--- Dataset content ---

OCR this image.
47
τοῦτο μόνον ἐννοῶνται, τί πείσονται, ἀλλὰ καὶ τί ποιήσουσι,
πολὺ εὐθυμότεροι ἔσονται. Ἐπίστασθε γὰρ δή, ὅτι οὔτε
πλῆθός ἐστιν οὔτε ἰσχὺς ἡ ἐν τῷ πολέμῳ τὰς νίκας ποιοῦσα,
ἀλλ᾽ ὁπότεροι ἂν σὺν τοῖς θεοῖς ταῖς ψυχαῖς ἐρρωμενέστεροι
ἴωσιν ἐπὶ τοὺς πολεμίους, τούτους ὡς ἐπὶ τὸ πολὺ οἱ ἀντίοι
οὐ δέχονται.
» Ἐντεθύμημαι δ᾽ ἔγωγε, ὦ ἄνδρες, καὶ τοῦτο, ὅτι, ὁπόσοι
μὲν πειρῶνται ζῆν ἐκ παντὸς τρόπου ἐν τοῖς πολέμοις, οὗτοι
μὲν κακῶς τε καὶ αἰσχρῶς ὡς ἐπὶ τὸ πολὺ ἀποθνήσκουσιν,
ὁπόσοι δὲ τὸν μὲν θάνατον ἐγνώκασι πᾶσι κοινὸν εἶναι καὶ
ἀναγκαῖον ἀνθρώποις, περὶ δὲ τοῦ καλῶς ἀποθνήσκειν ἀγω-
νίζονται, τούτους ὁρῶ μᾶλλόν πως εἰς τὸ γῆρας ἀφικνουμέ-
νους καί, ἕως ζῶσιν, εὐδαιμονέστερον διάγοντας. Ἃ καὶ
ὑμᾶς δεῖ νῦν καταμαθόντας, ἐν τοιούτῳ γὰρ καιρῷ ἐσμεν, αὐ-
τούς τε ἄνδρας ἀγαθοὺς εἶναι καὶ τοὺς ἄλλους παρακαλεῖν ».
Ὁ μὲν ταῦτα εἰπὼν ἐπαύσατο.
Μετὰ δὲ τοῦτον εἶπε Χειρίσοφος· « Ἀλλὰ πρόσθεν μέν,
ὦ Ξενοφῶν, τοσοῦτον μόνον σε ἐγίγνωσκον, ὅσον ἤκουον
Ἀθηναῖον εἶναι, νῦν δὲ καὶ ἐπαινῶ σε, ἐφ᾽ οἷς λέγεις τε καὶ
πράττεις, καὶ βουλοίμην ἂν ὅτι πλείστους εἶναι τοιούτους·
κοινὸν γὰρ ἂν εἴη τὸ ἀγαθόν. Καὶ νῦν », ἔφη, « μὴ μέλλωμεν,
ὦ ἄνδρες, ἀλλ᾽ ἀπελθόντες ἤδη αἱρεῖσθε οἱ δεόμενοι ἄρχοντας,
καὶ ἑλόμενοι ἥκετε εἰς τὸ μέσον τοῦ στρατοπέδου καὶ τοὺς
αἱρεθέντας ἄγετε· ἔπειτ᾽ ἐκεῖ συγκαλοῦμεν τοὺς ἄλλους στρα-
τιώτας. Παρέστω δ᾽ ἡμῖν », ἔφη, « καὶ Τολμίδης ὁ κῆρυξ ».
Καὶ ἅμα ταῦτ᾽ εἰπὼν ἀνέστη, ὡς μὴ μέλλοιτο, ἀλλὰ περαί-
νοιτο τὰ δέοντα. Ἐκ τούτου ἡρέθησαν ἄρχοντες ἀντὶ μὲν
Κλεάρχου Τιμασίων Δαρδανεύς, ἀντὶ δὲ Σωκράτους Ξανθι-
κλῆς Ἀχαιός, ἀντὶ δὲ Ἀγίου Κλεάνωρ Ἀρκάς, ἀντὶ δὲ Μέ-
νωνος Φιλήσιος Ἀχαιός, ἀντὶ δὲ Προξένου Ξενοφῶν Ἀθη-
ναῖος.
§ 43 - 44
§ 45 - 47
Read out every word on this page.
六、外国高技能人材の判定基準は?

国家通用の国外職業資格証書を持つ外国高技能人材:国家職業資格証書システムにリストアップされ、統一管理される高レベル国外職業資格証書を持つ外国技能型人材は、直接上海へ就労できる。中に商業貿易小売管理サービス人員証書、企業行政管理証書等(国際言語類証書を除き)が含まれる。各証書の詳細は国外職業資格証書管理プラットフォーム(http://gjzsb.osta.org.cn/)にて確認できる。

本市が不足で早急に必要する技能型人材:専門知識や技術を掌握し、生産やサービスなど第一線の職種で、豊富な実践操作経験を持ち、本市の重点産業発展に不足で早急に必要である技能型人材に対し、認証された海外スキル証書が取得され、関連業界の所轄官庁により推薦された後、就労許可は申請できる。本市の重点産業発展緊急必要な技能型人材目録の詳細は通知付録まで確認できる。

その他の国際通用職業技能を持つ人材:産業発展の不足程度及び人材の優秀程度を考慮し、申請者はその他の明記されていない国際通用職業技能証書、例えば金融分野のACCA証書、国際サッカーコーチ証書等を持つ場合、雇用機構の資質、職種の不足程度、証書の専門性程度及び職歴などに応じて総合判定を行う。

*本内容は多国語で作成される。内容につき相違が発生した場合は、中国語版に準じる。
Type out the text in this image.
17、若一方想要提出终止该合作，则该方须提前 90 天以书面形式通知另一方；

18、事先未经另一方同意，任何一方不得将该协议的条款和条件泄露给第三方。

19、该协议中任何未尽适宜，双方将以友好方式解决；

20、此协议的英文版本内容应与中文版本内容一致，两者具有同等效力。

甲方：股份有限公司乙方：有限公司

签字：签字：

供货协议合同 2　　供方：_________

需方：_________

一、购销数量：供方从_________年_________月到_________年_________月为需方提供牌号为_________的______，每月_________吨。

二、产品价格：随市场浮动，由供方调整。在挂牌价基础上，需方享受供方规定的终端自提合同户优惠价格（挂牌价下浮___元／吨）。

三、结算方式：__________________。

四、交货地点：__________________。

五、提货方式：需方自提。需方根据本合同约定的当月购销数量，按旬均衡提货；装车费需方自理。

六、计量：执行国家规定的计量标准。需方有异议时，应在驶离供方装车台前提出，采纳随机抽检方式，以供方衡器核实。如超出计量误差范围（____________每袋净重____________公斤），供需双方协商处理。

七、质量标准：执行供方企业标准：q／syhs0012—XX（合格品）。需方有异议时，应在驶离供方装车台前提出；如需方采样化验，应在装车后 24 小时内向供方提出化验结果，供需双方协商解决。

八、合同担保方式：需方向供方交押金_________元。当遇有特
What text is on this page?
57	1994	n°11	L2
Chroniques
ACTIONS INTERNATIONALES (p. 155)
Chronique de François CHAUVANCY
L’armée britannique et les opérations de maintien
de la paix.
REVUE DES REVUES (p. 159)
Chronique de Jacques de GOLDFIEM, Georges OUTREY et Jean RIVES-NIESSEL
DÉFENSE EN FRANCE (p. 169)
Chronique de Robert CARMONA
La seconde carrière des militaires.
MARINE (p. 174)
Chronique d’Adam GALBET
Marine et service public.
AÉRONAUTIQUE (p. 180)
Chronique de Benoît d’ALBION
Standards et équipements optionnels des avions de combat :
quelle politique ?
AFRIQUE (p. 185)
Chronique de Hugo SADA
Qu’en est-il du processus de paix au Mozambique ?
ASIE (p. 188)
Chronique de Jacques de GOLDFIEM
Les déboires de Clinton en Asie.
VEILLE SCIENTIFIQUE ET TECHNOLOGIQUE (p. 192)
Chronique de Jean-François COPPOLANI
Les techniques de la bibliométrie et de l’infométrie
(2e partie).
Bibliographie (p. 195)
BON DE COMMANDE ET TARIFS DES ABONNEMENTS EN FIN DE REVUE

---

Exercise objective:
Filter the entries down to the lines with the word "Jacques" in them.

Worked answer:
Chronique de Jacques de GOLDFIEM, Georges OUTREY et Jean RIVES-NIESSEL
Chronique de Jacques de GOLDFIEM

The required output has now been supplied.